◆ ИСХОДНОЕ ЗАДАНИЕ
Перечислите полностью все строки ниже, в которых встречается слово «muted». Регистр букв учитывается.
□ □ □ □ □ □ □
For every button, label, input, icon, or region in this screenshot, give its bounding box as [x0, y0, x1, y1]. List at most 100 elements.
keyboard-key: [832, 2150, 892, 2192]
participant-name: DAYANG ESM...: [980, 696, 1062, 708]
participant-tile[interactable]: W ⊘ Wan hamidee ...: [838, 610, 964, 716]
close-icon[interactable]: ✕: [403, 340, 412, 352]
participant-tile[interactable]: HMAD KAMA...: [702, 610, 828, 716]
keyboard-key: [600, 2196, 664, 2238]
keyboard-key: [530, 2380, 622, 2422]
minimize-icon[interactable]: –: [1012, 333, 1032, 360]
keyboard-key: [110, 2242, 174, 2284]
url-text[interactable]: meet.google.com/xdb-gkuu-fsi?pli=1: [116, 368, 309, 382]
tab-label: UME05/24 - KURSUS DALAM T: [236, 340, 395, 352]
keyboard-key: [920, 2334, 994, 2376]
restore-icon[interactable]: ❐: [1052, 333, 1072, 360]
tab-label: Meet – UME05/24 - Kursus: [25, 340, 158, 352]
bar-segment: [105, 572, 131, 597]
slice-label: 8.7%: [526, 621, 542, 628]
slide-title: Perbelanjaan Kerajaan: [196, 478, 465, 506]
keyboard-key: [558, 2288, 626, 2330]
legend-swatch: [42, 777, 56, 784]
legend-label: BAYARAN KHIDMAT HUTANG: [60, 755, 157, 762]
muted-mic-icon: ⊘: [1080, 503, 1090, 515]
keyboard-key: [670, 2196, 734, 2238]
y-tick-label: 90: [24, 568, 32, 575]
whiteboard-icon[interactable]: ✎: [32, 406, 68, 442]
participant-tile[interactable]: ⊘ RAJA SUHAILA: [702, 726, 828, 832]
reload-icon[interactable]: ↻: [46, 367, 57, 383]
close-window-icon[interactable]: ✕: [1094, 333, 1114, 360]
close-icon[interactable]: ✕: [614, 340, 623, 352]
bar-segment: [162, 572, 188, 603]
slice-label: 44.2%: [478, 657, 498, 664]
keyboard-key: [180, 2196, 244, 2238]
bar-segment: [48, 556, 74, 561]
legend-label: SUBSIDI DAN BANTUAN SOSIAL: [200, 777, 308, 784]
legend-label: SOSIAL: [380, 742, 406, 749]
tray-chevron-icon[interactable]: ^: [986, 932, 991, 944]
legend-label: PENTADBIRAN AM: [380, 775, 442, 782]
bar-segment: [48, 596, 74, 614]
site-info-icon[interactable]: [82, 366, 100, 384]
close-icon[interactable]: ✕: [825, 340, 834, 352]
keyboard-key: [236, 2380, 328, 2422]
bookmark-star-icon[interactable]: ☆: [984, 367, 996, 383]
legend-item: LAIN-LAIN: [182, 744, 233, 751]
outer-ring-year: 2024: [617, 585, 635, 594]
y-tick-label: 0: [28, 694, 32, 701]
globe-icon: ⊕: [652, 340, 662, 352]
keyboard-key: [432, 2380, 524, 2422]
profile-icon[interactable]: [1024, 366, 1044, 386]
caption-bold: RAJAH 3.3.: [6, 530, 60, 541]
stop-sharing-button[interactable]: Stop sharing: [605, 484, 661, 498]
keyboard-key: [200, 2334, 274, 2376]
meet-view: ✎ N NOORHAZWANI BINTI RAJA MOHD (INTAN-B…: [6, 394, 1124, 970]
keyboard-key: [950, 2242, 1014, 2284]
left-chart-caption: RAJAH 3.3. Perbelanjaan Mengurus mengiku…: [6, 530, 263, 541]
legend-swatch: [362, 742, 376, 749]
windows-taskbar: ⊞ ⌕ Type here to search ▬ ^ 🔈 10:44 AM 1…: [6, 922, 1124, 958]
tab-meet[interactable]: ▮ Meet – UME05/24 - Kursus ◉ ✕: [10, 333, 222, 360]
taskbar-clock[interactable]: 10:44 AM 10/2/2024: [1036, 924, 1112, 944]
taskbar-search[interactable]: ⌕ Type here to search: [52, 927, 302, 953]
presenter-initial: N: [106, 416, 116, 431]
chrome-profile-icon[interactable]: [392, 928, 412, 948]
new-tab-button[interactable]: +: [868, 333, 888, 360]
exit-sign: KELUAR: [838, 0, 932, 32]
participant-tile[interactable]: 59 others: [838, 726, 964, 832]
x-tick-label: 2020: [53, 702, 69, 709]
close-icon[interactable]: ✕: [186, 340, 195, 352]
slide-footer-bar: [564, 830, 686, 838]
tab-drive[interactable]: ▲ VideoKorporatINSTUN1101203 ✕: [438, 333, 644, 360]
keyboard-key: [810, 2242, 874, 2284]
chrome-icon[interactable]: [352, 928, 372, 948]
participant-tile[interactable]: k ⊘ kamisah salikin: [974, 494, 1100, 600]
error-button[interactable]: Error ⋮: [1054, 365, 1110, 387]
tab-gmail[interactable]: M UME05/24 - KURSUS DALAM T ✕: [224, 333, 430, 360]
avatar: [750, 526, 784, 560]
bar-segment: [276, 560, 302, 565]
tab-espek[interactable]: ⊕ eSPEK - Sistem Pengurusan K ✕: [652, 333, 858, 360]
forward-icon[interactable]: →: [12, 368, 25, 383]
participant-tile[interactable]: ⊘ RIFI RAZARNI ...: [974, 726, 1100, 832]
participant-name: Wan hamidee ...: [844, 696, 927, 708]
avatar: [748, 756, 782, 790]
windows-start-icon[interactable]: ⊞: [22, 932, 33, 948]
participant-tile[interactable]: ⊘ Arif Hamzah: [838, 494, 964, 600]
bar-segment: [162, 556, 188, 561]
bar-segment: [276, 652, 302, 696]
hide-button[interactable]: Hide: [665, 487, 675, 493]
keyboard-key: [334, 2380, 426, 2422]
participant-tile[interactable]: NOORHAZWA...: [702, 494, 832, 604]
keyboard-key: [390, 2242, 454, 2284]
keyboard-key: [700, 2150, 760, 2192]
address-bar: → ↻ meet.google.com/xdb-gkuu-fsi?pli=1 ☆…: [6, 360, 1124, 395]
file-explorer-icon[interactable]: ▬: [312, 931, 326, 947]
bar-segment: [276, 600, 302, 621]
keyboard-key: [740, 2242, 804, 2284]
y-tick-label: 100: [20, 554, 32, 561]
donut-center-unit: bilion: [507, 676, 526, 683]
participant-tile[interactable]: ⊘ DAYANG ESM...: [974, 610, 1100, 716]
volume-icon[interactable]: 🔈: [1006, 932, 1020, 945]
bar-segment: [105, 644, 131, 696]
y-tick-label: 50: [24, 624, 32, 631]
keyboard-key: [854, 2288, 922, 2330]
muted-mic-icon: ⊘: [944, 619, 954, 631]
□ □ □ □ □ □ □
◆ РЕШЕНИЕ УПРАЖНЕНИЯ
muted-mic-icon: ⊘: [1080, 503, 1090, 515]
muted-mic-icon: ⊘: [944, 619, 954, 631]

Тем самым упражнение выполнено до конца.